▶ **SET EXERCISE**
Take the line containing "Give me a plain-text" and every line after it to the end of the records, and copy them exactly, excluding pictures.

>> start GIVEN RECORDS

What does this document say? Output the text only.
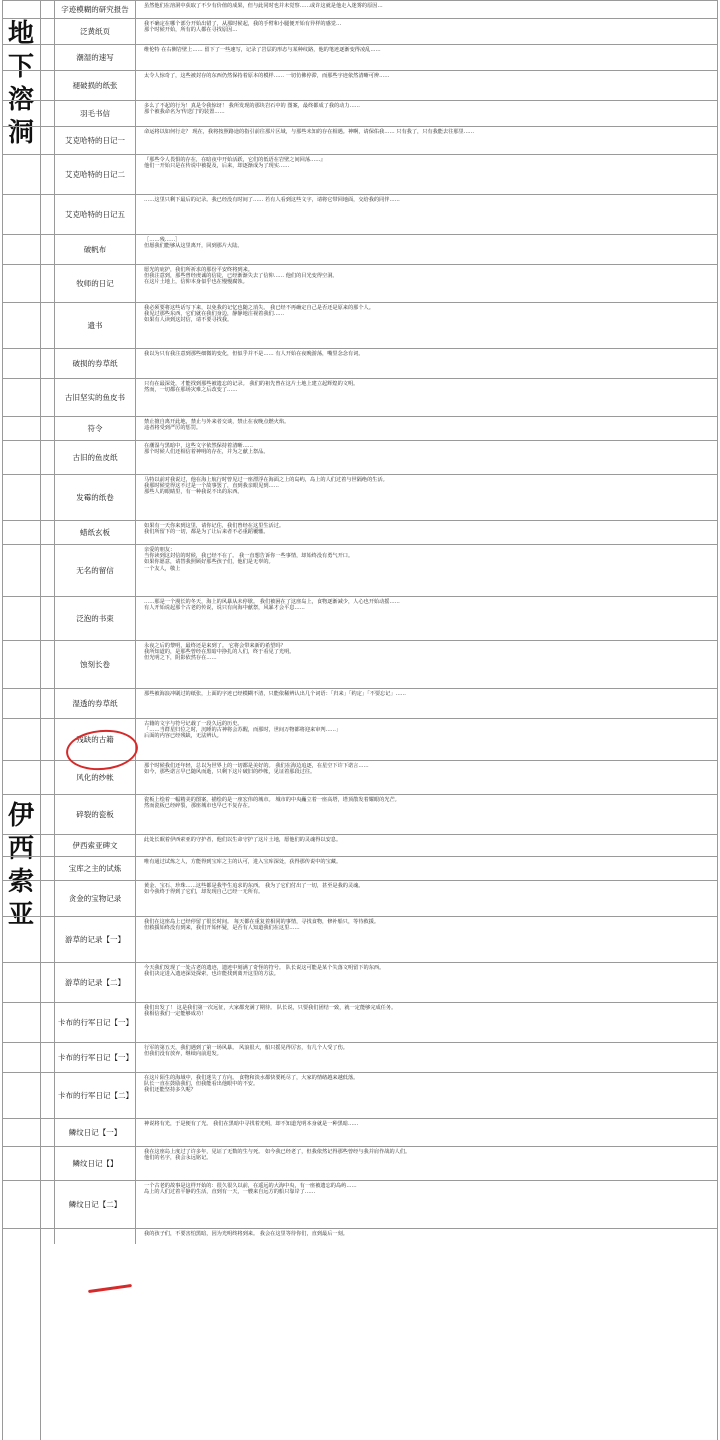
地下溶洞
伊西索亚
字迹模糊的研究报告	虽然他们在溶洞中获取了不少有价值的成果，但与此同时也并未觉察……或许这就是他走入迷雾的原因…

泛黄纸页

我不确定在哪个部分开始出错了，从那时候起，我的手臂和小腿便开始有异样的感觉…

那个时候开始，所有的人都在寻找原因…

潮湿的速写

维伦特 在右侧岩壁上…… 留下了一些速写，记录了岩层的形态与某种纹路，他的笔迹逐渐变得凌乱……

褪破损的纸张

太令人惊奇了，这些被封存的东西仍然保持着原本的模样…… 一切仿佛停滞，而那些字迹依然清晰可辨……

羽毛书信

多么了不起的行为！真是令我惊讶！ 我所发现的那块岩石中的 图案，最终都成了我的动力……

那个被我命名为'传送门'的装置……

艾克哈特的日记一

命运将以如何行走？ 现在，我将按照路途的指引前往那片区域，与那些未知的存在相遇。神啊，请保佑我…… 只有我了，只有我能去往那里……

艾克哈特的日记二

『那些令人畏惧的存在，在暗夜中开始活跃，它们的低语在岩壁之间回荡……』

他们一开始只是在传说中被提及，后来，却逐渐成为了现实……

艾克哈特的日记五

……这里只剩下最后的记录。我已经没有时间了…… 若有人看到这些文字，请将它带回地面，交给我的同伴……

破帆布

［……残……］

但愿我们能够从这里离开，回到那片大陆。

牧师的日记

愿光的庇护，我们所祈求的那份平安终将到来。

但我注意到，那些曾经虔诚的信徒，已经渐渐失去了信仰…… 他们的目光变得空洞。

在这片土地上，信仰本身似乎也在慢慢腐蚀。

遗书

我必须要将这些话写下来，以免我的记忆也随之消失。 我已经不再确定自己是否还是原来的那个人。

我见过那些东西，它们就在我们身边，静静地注视着我们……

如果有人读到这封信，请不要寻找我。

破损的券草纸

我以为只有我注意到那些细微的变化，但似乎并不是…… 有人开始在夜晚游荡，嘴里念念有词。

古旧坚实的鱼皮书

只有在最深处，才能找到那些被遗忘的记录。 我们的祖先曾在这片土地上建立起辉煌的文明。

然而，一切都在那场灾难之后改变了……

符令

禁止擅自离开此地，禁止与外来者交谈，禁止在夜晚点燃火焰。

违者将受到严厉的惩罚。

古旧的鱼皮纸

在潮湿与黑暗中，这些文字依然保持着清晰……

那个时候人们还相信着神明的存在，并为之献上祭品。

发霉的纸卷

马特以前对我说过，他在海上航行时曾见过一座漂浮在海面之上的岛屿，岛上的人们过着与世隔绝的生活。

我那时候觉得这不过是一个故事罢了，直到我亲眼见到……

那些人的眼睛里，有一种我说不出的东西。

蜡纸玄板

如果有一天你来到这里，请你记住，我们曾经在这里生活过。

我们所留下的一切，都是为了让后来者不必重蹈覆辙。

无名的留信

亲爱的朋友：

当你读到这封信的时候，我已经不在了。 我一直想告诉你一些事情，却始终没有勇气开口。

如果你愿意，请替我照顾好那些孩子们，他们是无辜的。

一个友人，敬上

泛泡的书束

……那是一个漫长的冬天，海上的风暴从未停歇。 我们被困在了这座岛上，食物逐渐减少，人心也开始动摇……

有人开始说起那个古老的传说，说只有向海中献祭，风暴才会平息……

蚀刻长卷

永夜之后的黎明，最终还是来到了。 它将会带来新的希望吗？

我所知道的，是那些曾经在黑暗中挣扎的人们，终于看见了光明。

但光明之下，阴影依然存在……

湿透的券草纸

那些被海浪冲刷过的纸张，上面的字迹已经模糊不清，只能依稀辨认出几个词语：「归来」「约定」「不要忘记」……

残缺的古籍

古籍的文字与符号记载了一段久远的历史。

「……当群星归位之时，沉睡的古神将会苏醒，而那时，世间万物都将迎来审判……」

后面的内容已经残缺，无法辨认。

风化的纱帐

那个时候我们还年轻，总以为世界上的一切都是美好的。 我们在海边追逐，在星空下许下诺言……

如今，那些诺言早已随风而逝，只剩下这片破旧的纱帐，见证着那段过往。

碎裂的瓷板

瓷板上绘着一幅精美的图案，描绘的是一座宏伟的城市。 城市的中央矗立着一座高塔，塔顶散发着耀眼的光芒。

然而瓷板已经碎裂，那座城市也早已不复存在。

伊西索亚碑文

此处长眠着伊西索亚的守护者，他们以生命守护了这片土地，愿他们的灵魂得以安息。

宝库之主的试炼

唯有通过试炼之人，方能得到宝库之主的认可，进入宝库深处，获得那传说中的宝藏。

贪金的宝物记录

黄金、宝石、珍珠……这些都是我毕生追求的东西。 我为了它们付出了一切，甚至是我的灵魂。

如今我终于得到了它们，却发现自己已经一无所有。

游草的记录【一】

我们在这座岛上已经停留了很长时间。 每天都在重复着相同的事情，寻找食物，修补船只，等待救援。

但救援始终没有到来，我们开始怀疑，是否有人知道我们在这里……

游草的记录【二】

今天我们发现了一处古老的遗迹，遗迹中刻满了奇怪的符号。 队长说这可能是某个失落文明留下的东西。

我们决定进入遗迹深处探索，也许能找到离开这里的方法。

卡布的行军日记【一】

我们出发了！ 这是我们第一次远征，大家都充满了期待。 队长说，只要我们团结一致，就一定能够完成任务。

我相信我们一定能够成功！

卡布的行军日记【一】

行军的第五天，我们遇到了第一场风暴。 风浪很大，船只摇晃得厉害，有几个人受了伤。

但我们没有放弃，继续向前进发。

卡布的行军日记【二】

在这片陌生的海域中，我们迷失了方向。 食物和淡水都快要耗尽了，大家的情绪越来越低落。

队长一直在鼓励我们，但我能看出他眼中的不安。

我们还能坚持多久呢？

鳞纹日记【一】

神说将有光，于是便有了光。 我们在黑暗中寻找着光明，却不知道光明本身就是一种黑暗……

鳞纹日记【】

我在这座岛上度过了许多年，见证了无数的生与死。 如今我已经老了，但我依然记得那些曾经与我并肩作战的人们。

他们的名字，我会永远铭记。

鳞纹日记【二】

一个古老的故事是这样开始的：很久很久以前，在遥远的大海中央，有一座被遗忘的岛屿……

岛上的人们过着平静的生活，直到有一天，一艘来自远方的船只靠岸了……

我的孩子们，不要害怕黑暗，因为光明终将到来。 我会在这里等待你们，直到最后一刻。
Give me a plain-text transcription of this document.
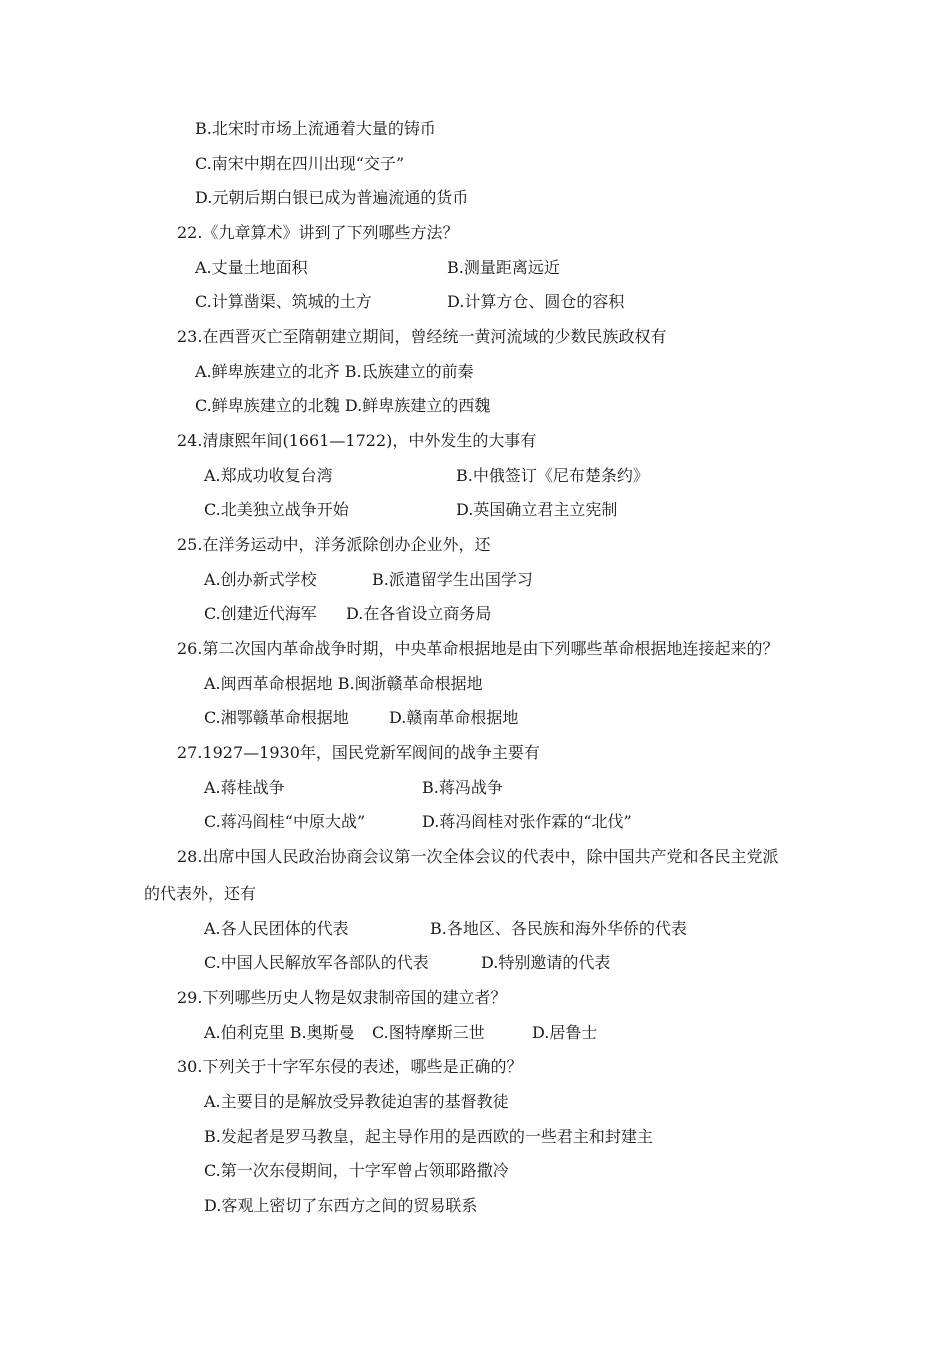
B.北宋时市场上流通着大量的铸币
C.南宋中期在四川出现“交子”
D.元朝后期白银已成为普遍流通的货币
22.《九章算术》讲到了下列哪些方法？
A.丈量土地面积	B.测量距离远近
C.计算凿渠、筑城的土方	D.计算方仓、圆仓的容积
23.在西晋灭亡至隋朝建立期间，曾经统一黄河流域的少数民族政权有
A.鲜卑族建立的北齐 B.氐族建立的前秦
C.鲜卑族建立的北魏 D.鲜卑族建立的西魏
24.清康熙年间(1661—1722)，中外发生的大事有
A.郑成功收复台湾	B.中俄签订《尼布楚条约》
C.北美独立战争开始	D.英国确立君主立宪制
25.在洋务运动中，洋务派除创办企业外，还
A.创办新式学校	B.派遣留学生出国学习
C.创建近代海军 D.在各省设立商务局
26.第二次国内革命战争时期，中央革命根据地是由下列哪些革命根据地连接起来的？
A.闽西革命根据地 B.闽浙赣革命根据地
C.湘鄂赣革命根据地	D.赣南革命根据地
27.1927—1930年，国民党新军阀间的战争主要有
A.蒋桂战争	B.蒋冯战争
C.蒋冯阎桂“中原大战”	D.蒋冯阎桂对张作霖的“北伐”
28.出席中国人民政治协商会议第一次全体会议的代表中，除中国共产党和各民主党派
的代表外，还有
A.各人民团体的代表	B.各地区、各民族和海外华侨的代表
C.中国人民解放军各部队的代表	D.特别邀请的代表
29.下列哪些历史人物是奴隶制帝国的建立者？
A.伯利克里 B.奥斯曼 C.图特摩斯三世	D.居鲁士
30.下列关于十字军东侵的表述，哪些是正确的？
A.主要目的是解放受异教徒迫害的基督教徒
B.发起者是罗马教皇，起主导作用的是西欧的一些君主和封建主
C.第一次东侵期间，十字军曾占领耶路撒冷
D.客观上密切了东西方之间的贸易联系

>> end GIVEN RECORDS

▶ **THE REPLY**
Give me a plain-text transcription of this document.
B.北宋时市场上流通着大量的铸币
C.南宋中期在四川出现“交子”
D.元朝后期白银已成为普遍流通的货币
22.《九章算术》讲到了下列哪些方法？
A.丈量土地面积	B.测量距离远近
C.计算凿渠、筑城的土方	D.计算方仓、圆仓的容积
23.在西晋灭亡至隋朝建立期间，曾经统一黄河流域的少数民族政权有
A.鲜卑族建立的北齐 B.氐族建立的前秦
C.鲜卑族建立的北魏 D.鲜卑族建立的西魏
24.清康熙年间(1661—1722)，中外发生的大事有
A.郑成功收复台湾	B.中俄签订《尼布楚条约》
C.北美独立战争开始	D.英国确立君主立宪制
25.在洋务运动中，洋务派除创办企业外，还
A.创办新式学校	B.派遣留学生出国学习
C.创建近代海军 D.在各省设立商务局
26.第二次国内革命战争时期，中央革命根据地是由下列哪些革命根据地连接起来的？
A.闽西革命根据地 B.闽浙赣革命根据地
C.湘鄂赣革命根据地	D.赣南革命根据地
27.1927—1930年，国民党新军阀间的战争主要有
A.蒋桂战争	B.蒋冯战争
C.蒋冯阎桂“中原大战”	D.蒋冯阎桂对张作霖的“北伐”
28.出席中国人民政治协商会议第一次全体会议的代表中，除中国共产党和各民主党派
的代表外，还有
A.各人民团体的代表	B.各地区、各民族和海外华侨的代表
C.中国人民解放军各部队的代表	D.特别邀请的代表
29.下列哪些历史人物是奴隶制帝国的建立者？
A.伯利克里 B.奥斯曼 C.图特摩斯三世	D.居鲁士
30.下列关于十字军东侵的表述，哪些是正确的？
A.主要目的是解放受异教徒迫害的基督教徒
B.发起者是罗马教皇，起主导作用的是西欧的一些君主和封建主
C.第一次东侵期间，十字军曾占领耶路撒冷
D.客观上密切了东西方之间的贸易联系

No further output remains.